>> BEGIN The records

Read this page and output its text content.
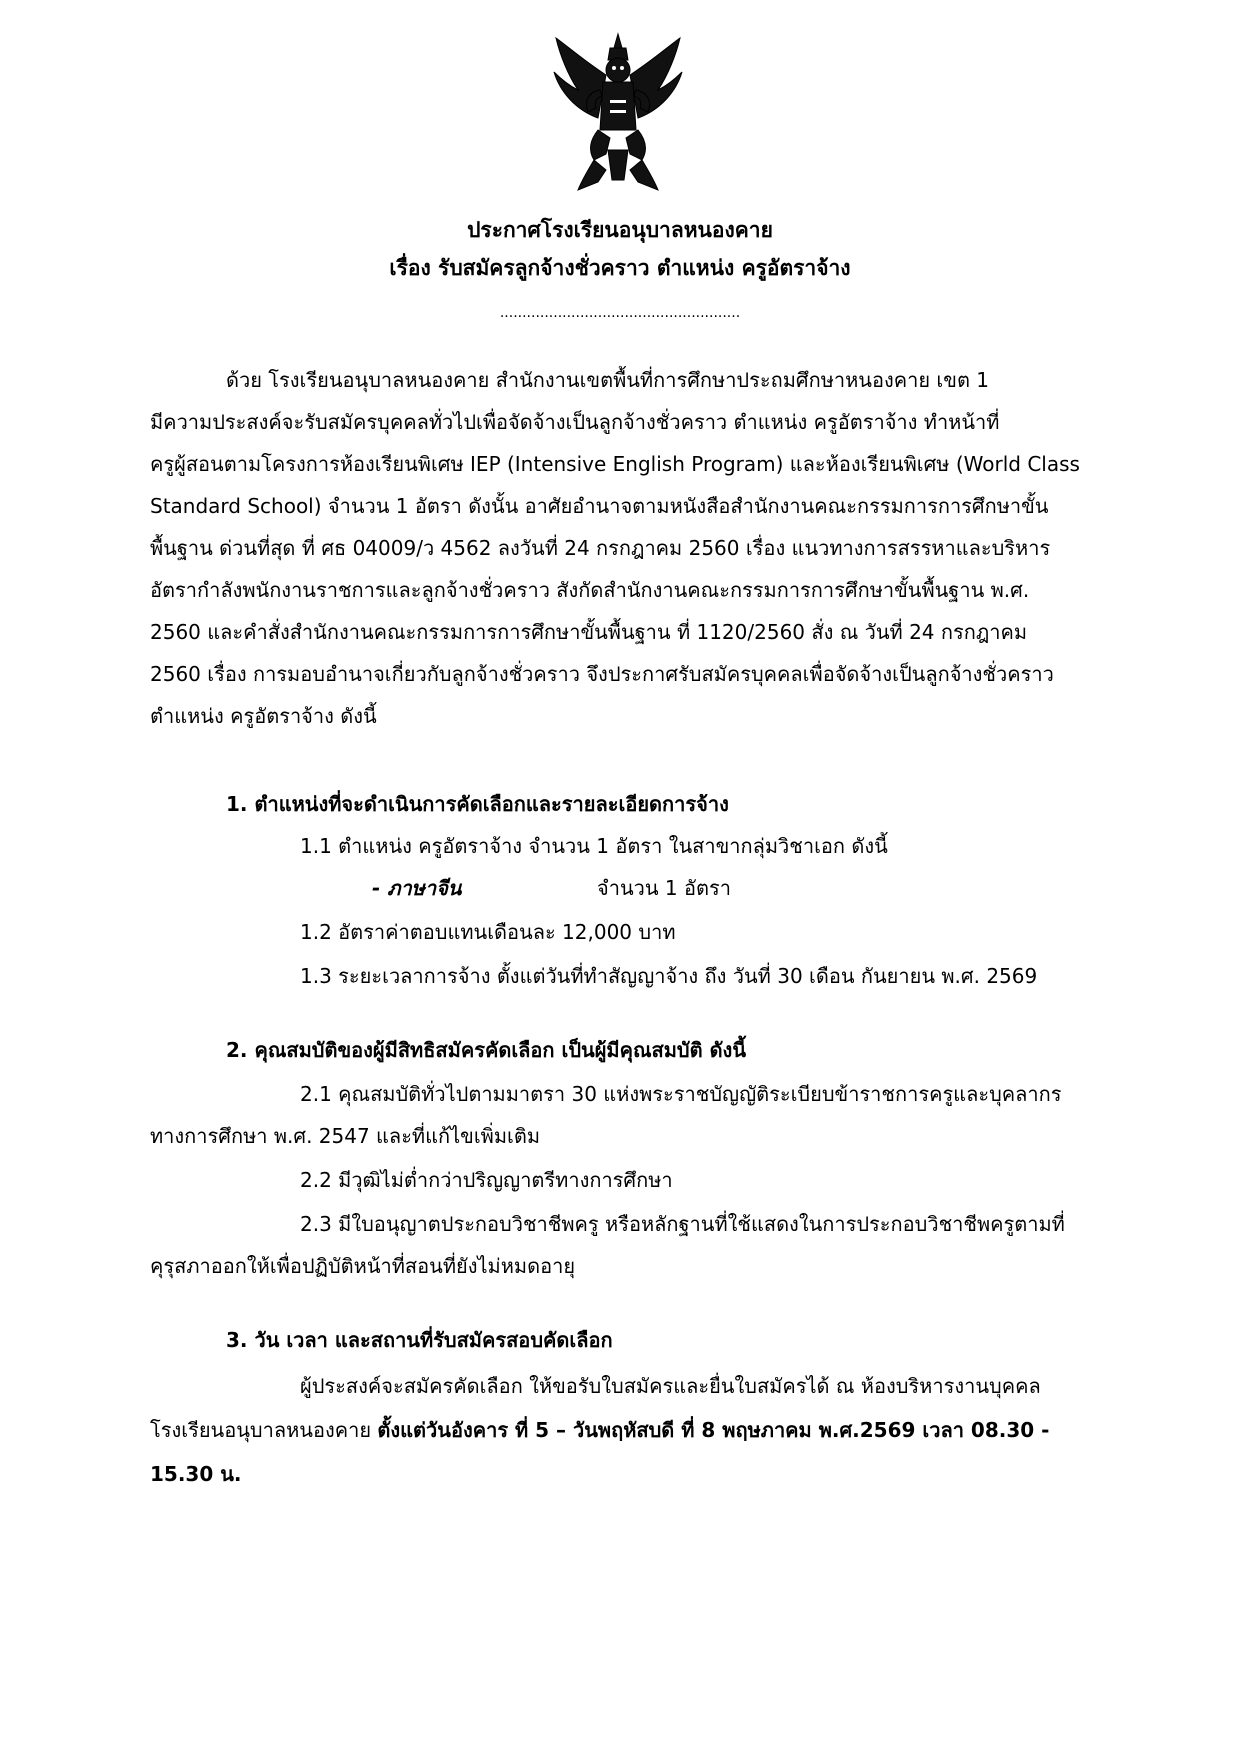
ประกาศโรงเรียนอนุบาลหนองคาย
เรื่อง รับสมัครลูกจ้างชั่วคราว ตำแหน่ง ครูอัตราจ้าง
......................................................
ด้วย โรงเรียนอนุบาลหนองคาย สำนักงานเขตพื้นที่การศึกษาประถมศึกษาหนองคาย เขต 1
มีความประสงค์จะรับสมัครบุคคลทั่วไปเพื่อจัดจ้างเป็นลูกจ้างชั่วคราว ตำแหน่ง ครูอัตราจ้าง ทำหน้าที่
ครูผู้สอนตามโครงการห้องเรียนพิเศษ IEP (Intensive English Program) และห้องเรียนพิเศษ (World Class
Standard School) จำนวน 1 อัตรา ดังนั้น อาศัยอำนาจตามหนังสือสำนักงานคณะกรรมการการศึกษาขั้น
พื้นฐาน ด่วนที่สุด ที่ ศธ 04009/ว 4562 ลงวันที่ 24 กรกฎาคม 2560 เรื่อง แนวทางการสรรหาและบริหาร
อัตรากำลังพนักงานราชการและลูกจ้างชั่วคราว สังกัดสำนักงานคณะกรรมการการศึกษาขั้นพื้นฐาน พ.ศ.
2560 และคำสั่งสำนักงานคณะกรรมการการศึกษาขั้นพื้นฐาน ที่ 1120/2560 สั่ง ณ วันที่ 24 กรกฎาคม
2560 เรื่อง การมอบอำนาจเกี่ยวกับลูกจ้างชั่วคราว จึงประกาศรับสมัครบุคคลเพื่อจัดจ้างเป็นลูกจ้างชั่วคราว
ตำแหน่ง ครูอัตราจ้าง ดังนี้
1. ตำแหน่งที่จะดำเนินการคัดเลือกและรายละเอียดการจ้าง
1.1 ตำแหน่ง ครูอัตราจ้าง จำนวน 1 อัตรา ในสาขากลุ่มวิชาเอก ดังนี้
- ภาษาจีน	จำนวน 1 อัตรา
1.2 อัตราค่าตอบแทนเดือนละ 12,000 บาท
1.3 ระยะเวลาการจ้าง ตั้งแต่วันที่ทำสัญญาจ้าง ถึง วันที่ 30 เดือน กันยายน พ.ศ. 2569
2. คุณสมบัติของผู้มีสิทธิสมัครคัดเลือก เป็นผู้มีคุณสมบัติ ดังนี้
2.1 คุณสมบัติทั่วไปตามมาตรา 30 แห่งพระราชบัญญัติระเบียบข้าราชการครูและบุคลากร
ทางการศึกษา พ.ศ. 2547 และที่แก้ไขเพิ่มเติม
2.2 มีวุฒิไม่ต่ำกว่าปริญญาตรีทางการศึกษา
2.3 มีใบอนุญาตประกอบวิชาชีพครู หรือหลักฐานที่ใช้แสดงในการประกอบวิชาชีพครูตามที่
คุรุสภาออกให้เพื่อปฏิบัติหน้าที่สอนที่ยังไม่หมดอายุ
3. วัน เวลา และสถานที่รับสมัครสอบคัดเลือก
ผู้ประสงค์จะสมัครคัดเลือก ให้ขอรับใบสมัครและยื่นใบสมัครได้ ณ ห้องบริหารงานบุคคล
โรงเรียนอนุบาลหนองคาย ตั้งแต่วันอังคาร ที่ 5 – วันพฤหัสบดี ที่ 8 พฤษภาคม พ.ศ.2569 เวลา 08.30 -
15.30 น.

>> END The records

Stated goal: Strip out the images, then output the records above word for word.

Exercise answer:
Read this page and output its text content.
ประกาศโรงเรียนอนุบาลหนองคาย
เรื่อง รับสมัครลูกจ้างชั่วคราว ตำแหน่ง ครูอัตราจ้าง
......................................................
ด้วย โรงเรียนอนุบาลหนองคาย สำนักงานเขตพื้นที่การศึกษาประถมศึกษาหนองคาย เขต 1
มีความประสงค์จะรับสมัครบุคคลทั่วไปเพื่อจัดจ้างเป็นลูกจ้างชั่วคราว ตำแหน่ง ครูอัตราจ้าง ทำหน้าที่
ครูผู้สอนตามโครงการห้องเรียนพิเศษ IEP (Intensive English Program) และห้องเรียนพิเศษ (World Class
Standard School) จำนวน 1 อัตรา ดังนั้น อาศัยอำนาจตามหนังสือสำนักงานคณะกรรมการการศึกษาขั้น
พื้นฐาน ด่วนที่สุด ที่ ศธ 04009/ว 4562 ลงวันที่ 24 กรกฎาคม 2560 เรื่อง แนวทางการสรรหาและบริหาร
อัตรากำลังพนักงานราชการและลูกจ้างชั่วคราว สังกัดสำนักงานคณะกรรมการการศึกษาขั้นพื้นฐาน พ.ศ.
2560 และคำสั่งสำนักงานคณะกรรมการการศึกษาขั้นพื้นฐาน ที่ 1120/2560 สั่ง ณ วันที่ 24 กรกฎาคม
2560 เรื่อง การมอบอำนาจเกี่ยวกับลูกจ้างชั่วคราว จึงประกาศรับสมัครบุคคลเพื่อจัดจ้างเป็นลูกจ้างชั่วคราว
ตำแหน่ง ครูอัตราจ้าง ดังนี้
1. ตำแหน่งที่จะดำเนินการคัดเลือกและรายละเอียดการจ้าง
1.1 ตำแหน่ง ครูอัตราจ้าง จำนวน 1 อัตรา ในสาขากลุ่มวิชาเอก ดังนี้
- ภาษาจีน	จำนวน 1 อัตรา
1.2 อัตราค่าตอบแทนเดือนละ 12,000 บาท
1.3 ระยะเวลาการจ้าง ตั้งแต่วันที่ทำสัญญาจ้าง ถึง วันที่ 30 เดือน กันยายน พ.ศ. 2569
2. คุณสมบัติของผู้มีสิทธิสมัครคัดเลือก เป็นผู้มีคุณสมบัติ ดังนี้
2.1 คุณสมบัติทั่วไปตามมาตรา 30 แห่งพระราชบัญญัติระเบียบข้าราชการครูและบุคลากร
ทางการศึกษา พ.ศ. 2547 และที่แก้ไขเพิ่มเติม
2.2 มีวุฒิไม่ต่ำกว่าปริญญาตรีทางการศึกษา
2.3 มีใบอนุญาตประกอบวิชาชีพครู หรือหลักฐานที่ใช้แสดงในการประกอบวิชาชีพครูตามที่
คุรุสภาออกให้เพื่อปฏิบัติหน้าที่สอนที่ยังไม่หมดอายุ
3. วัน เวลา และสถานที่รับสมัครสอบคัดเลือก
ผู้ประสงค์จะสมัครคัดเลือก ให้ขอรับใบสมัครและยื่นใบสมัครได้ ณ ห้องบริหารงานบุคคล
โรงเรียนอนุบาลหนองคาย ตั้งแต่วันอังคาร ที่ 5 – วันพฤหัสบดี ที่ 8 พฤษภาคม พ.ศ.2569 เวลา 08.30 -
15.30 น.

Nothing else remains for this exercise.